PROBLEM STATEMENT: Every line of the material below should be repeated exactly.

STORED ROWS:
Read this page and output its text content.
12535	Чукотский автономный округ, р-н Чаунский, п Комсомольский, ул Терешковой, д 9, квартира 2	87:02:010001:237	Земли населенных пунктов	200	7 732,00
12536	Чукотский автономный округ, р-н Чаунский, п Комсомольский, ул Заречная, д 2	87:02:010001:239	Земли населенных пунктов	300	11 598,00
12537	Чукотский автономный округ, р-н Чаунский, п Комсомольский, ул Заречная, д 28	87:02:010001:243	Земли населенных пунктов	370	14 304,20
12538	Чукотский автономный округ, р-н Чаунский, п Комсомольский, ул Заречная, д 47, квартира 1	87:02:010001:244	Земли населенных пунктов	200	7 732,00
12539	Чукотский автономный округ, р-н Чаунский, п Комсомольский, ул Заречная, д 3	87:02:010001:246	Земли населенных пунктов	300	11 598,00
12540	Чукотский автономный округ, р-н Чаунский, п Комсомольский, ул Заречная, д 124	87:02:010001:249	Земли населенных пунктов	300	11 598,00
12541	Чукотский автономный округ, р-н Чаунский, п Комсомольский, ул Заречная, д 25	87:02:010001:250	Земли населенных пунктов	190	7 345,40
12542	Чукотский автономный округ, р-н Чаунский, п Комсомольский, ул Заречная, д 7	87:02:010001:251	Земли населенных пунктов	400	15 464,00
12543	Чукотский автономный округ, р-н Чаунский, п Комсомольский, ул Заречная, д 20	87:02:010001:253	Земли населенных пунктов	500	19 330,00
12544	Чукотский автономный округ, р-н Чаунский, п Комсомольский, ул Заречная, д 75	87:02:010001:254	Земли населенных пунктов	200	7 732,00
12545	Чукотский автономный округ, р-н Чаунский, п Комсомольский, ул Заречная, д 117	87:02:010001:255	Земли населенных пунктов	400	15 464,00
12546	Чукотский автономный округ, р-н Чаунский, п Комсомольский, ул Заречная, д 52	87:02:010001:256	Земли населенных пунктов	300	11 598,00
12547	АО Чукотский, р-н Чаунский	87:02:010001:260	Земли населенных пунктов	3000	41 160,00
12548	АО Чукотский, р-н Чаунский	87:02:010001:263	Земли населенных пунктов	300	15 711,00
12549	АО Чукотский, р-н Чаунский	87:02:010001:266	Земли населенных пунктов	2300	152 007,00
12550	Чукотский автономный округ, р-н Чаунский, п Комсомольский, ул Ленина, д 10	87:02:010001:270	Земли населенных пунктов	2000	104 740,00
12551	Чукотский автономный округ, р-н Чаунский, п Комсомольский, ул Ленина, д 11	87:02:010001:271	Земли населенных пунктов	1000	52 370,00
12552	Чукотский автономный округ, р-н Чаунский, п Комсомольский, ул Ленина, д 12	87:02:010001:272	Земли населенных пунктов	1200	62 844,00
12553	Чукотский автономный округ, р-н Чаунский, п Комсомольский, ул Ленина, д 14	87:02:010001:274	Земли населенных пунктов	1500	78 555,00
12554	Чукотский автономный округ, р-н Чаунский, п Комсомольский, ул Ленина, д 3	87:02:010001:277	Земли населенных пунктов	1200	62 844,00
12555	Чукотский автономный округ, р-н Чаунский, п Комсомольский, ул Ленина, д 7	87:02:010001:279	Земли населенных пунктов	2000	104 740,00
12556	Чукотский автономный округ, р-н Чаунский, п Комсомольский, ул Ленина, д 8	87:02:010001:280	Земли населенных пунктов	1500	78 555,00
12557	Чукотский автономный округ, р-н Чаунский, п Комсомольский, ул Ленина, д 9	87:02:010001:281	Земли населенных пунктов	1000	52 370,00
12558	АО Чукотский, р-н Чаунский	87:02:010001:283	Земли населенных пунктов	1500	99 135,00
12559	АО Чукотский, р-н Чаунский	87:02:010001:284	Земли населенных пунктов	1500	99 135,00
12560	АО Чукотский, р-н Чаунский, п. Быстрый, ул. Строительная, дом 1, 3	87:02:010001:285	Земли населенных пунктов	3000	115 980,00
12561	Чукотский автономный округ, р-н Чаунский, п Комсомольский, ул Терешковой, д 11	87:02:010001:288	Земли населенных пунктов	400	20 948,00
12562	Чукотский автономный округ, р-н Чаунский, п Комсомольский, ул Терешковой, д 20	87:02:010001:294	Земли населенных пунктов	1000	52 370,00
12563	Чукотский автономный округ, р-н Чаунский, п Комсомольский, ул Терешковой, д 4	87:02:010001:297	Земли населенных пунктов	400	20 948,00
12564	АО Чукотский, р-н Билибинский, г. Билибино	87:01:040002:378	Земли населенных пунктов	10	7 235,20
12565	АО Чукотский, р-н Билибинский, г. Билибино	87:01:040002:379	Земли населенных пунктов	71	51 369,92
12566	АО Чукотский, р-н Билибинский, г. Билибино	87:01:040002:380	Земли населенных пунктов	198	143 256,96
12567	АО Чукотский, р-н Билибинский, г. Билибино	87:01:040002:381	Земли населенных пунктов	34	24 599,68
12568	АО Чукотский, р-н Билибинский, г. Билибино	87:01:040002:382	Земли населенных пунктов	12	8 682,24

RESULT OF THIS TASK:
Read this page and output its text content.
12535	Чукотский автономный округ, р-н Чаунский, п Комсомольский, ул Терешковой, д 9, квартира 2	87:02:010001:237	Земли населенных пунктов	200	7 732,00
12536	Чукотский автономный округ, р-н Чаунский, п Комсомольский, ул Заречная, д 2	87:02:010001:239	Земли населенных пунктов	300	11 598,00
12537	Чукотский автономный округ, р-н Чаунский, п Комсомольский, ул Заречная, д 28	87:02:010001:243	Земли населенных пунктов	370	14 304,20
12538	Чукотский автономный округ, р-н Чаунский, п Комсомольский, ул Заречная, д 47, квартира 1	87:02:010001:244	Земли населенных пунктов	200	7 732,00
12539	Чукотский автономный округ, р-н Чаунский, п Комсомольский, ул Заречная, д 3	87:02:010001:246	Земли населенных пунктов	300	11 598,00
12540	Чукотский автономный округ, р-н Чаунский, п Комсомольский, ул Заречная, д 124	87:02:010001:249	Земли населенных пунктов	300	11 598,00
12541	Чукотский автономный округ, р-н Чаунский, п Комсомольский, ул Заречная, д 25	87:02:010001:250	Земли населенных пунктов	190	7 345,40
12542	Чукотский автономный округ, р-н Чаунский, п Комсомольский, ул Заречная, д 7	87:02:010001:251	Земли населенных пунктов	400	15 464,00
12543	Чукотский автономный округ, р-н Чаунский, п Комсомольский, ул Заречная, д 20	87:02:010001:253	Земли населенных пунктов	500	19 330,00
12544	Чукотский автономный округ, р-н Чаунский, п Комсомольский, ул Заречная, д 75	87:02:010001:254	Земли населенных пунктов	200	7 732,00
12545	Чукотский автономный округ, р-н Чаунский, п Комсомольский, ул Заречная, д 117	87:02:010001:255	Земли населенных пунктов	400	15 464,00
12546	Чукотский автономный округ, р-н Чаунский, п Комсомольский, ул Заречная, д 52	87:02:010001:256	Земли населенных пунктов	300	11 598,00
12547	АО Чукотский, р-н Чаунский	87:02:010001:260	Земли населенных пунктов	3000	41 160,00
12548	АО Чукотский, р-н Чаунский	87:02:010001:263	Земли населенных пунктов	300	15 711,00
12549	АО Чукотский, р-н Чаунский	87:02:010001:266	Земли населенных пунктов	2300	152 007,00
12550	Чукотский автономный округ, р-н Чаунский, п Комсомольский, ул Ленина, д 10	87:02:010001:270	Земли населенных пунктов	2000	104 740,00
12551	Чукотский автономный округ, р-н Чаунский, п Комсомольский, ул Ленина, д 11	87:02:010001:271	Земли населенных пунктов	1000	52 370,00
12552	Чукотский автономный округ, р-н Чаунский, п Комсомольский, ул Ленина, д 12	87:02:010001:272	Земли населенных пунктов	1200	62 844,00
12553	Чукотский автономный округ, р-н Чаунский, п Комсомольский, ул Ленина, д 14	87:02:010001:274	Земли населенных пунктов	1500	78 555,00
12554	Чукотский автономный округ, р-н Чаунский, п Комсомольский, ул Ленина, д 3	87:02:010001:277	Земли населенных пунктов	1200	62 844,00
12555	Чукотский автономный округ, р-н Чаунский, п Комсомольский, ул Ленина, д 7	87:02:010001:279	Земли населенных пунктов	2000	104 740,00
12556	Чукотский автономный округ, р-н Чаунский, п Комсомольский, ул Ленина, д 8	87:02:010001:280	Земли населенных пунктов	1500	78 555,00
12557	Чукотский автономный округ, р-н Чаунский, п Комсомольский, ул Ленина, д 9	87:02:010001:281	Земли населенных пунктов	1000	52 370,00
12558	АО Чукотский, р-н Чаунский	87:02:010001:283	Земли населенных пунктов	1500	99 135,00
12559	АО Чукотский, р-н Чаунский	87:02:010001:284	Земли населенных пунктов	1500	99 135,00
12560	АО Чукотский, р-н Чаунский, п. Быстрый, ул. Строительная, дом 1, 3	87:02:010001:285	Земли населенных пунктов	3000	115 980,00
12561	Чукотский автономный округ, р-н Чаунский, п Комсомольский, ул Терешковой, д 11	87:02:010001:288	Земли населенных пунктов	400	20 948,00
12562	Чукотский автономный округ, р-н Чаунский, п Комсомольский, ул Терешковой, д 20	87:02:010001:294	Земли населенных пунктов	1000	52 370,00
12563	Чукотский автономный округ, р-н Чаунский, п Комсомольский, ул Терешковой, д 4	87:02:010001:297	Земли населенных пунктов	400	20 948,00
12564	АО Чукотский, р-н Билибинский, г. Билибино	87:01:040002:378	Земли населенных пунктов	10	7 235,20
12565	АО Чукотский, р-н Билибинский, г. Билибино	87:01:040002:379	Земли населенных пунктов	71	51 369,92
12566	АО Чукотский, р-н Билибинский, г. Билибино	87:01:040002:380	Земли населенных пунктов	198	143 256,96
12567	АО Чукотский, р-н Билибинский, г. Билибино	87:01:040002:381	Земли населенных пунктов	34	24 599,68
12568	АО Чукотский, р-н Билибинский, г. Билибино	87:01:040002:382	Земли населенных пунктов	12	8 682,24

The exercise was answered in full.